What to do: In the records below, tally every line containing "text". Report only the total.

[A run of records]
···

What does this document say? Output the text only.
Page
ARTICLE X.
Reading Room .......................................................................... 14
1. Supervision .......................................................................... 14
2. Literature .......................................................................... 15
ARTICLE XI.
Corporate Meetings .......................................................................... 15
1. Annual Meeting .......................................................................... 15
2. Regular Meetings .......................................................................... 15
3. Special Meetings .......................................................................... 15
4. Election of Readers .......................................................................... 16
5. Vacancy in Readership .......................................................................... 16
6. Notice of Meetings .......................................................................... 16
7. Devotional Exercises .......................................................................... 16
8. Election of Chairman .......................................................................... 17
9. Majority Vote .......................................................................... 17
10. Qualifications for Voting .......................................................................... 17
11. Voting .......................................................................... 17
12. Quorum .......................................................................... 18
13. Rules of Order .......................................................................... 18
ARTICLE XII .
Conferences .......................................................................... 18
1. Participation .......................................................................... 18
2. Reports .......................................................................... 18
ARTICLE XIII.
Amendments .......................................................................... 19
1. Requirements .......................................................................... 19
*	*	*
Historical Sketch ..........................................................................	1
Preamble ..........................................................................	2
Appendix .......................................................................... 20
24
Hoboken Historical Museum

···

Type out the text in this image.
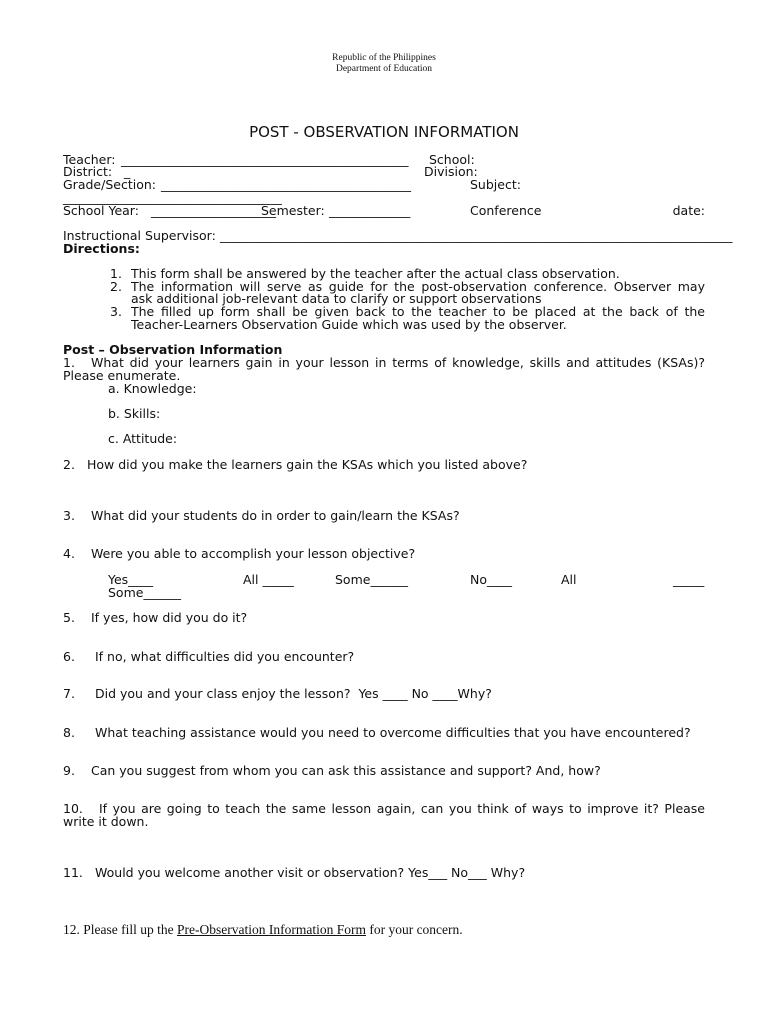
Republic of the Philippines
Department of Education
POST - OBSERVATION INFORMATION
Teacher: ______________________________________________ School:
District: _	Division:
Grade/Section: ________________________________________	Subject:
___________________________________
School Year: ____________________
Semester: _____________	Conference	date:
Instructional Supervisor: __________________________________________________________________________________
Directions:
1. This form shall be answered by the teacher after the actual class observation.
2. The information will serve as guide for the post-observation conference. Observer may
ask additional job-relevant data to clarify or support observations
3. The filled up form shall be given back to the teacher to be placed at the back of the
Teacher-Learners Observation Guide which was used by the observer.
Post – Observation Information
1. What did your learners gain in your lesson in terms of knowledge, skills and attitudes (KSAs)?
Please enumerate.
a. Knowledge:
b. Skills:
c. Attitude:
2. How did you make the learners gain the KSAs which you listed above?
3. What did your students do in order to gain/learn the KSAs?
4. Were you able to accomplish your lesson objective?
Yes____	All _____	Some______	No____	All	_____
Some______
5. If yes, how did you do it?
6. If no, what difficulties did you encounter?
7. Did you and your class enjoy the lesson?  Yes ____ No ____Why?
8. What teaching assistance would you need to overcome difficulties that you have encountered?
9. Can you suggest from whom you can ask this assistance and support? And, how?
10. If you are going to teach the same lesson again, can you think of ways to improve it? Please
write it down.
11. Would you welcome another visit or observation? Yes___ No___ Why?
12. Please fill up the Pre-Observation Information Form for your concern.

···

Correct answer: 2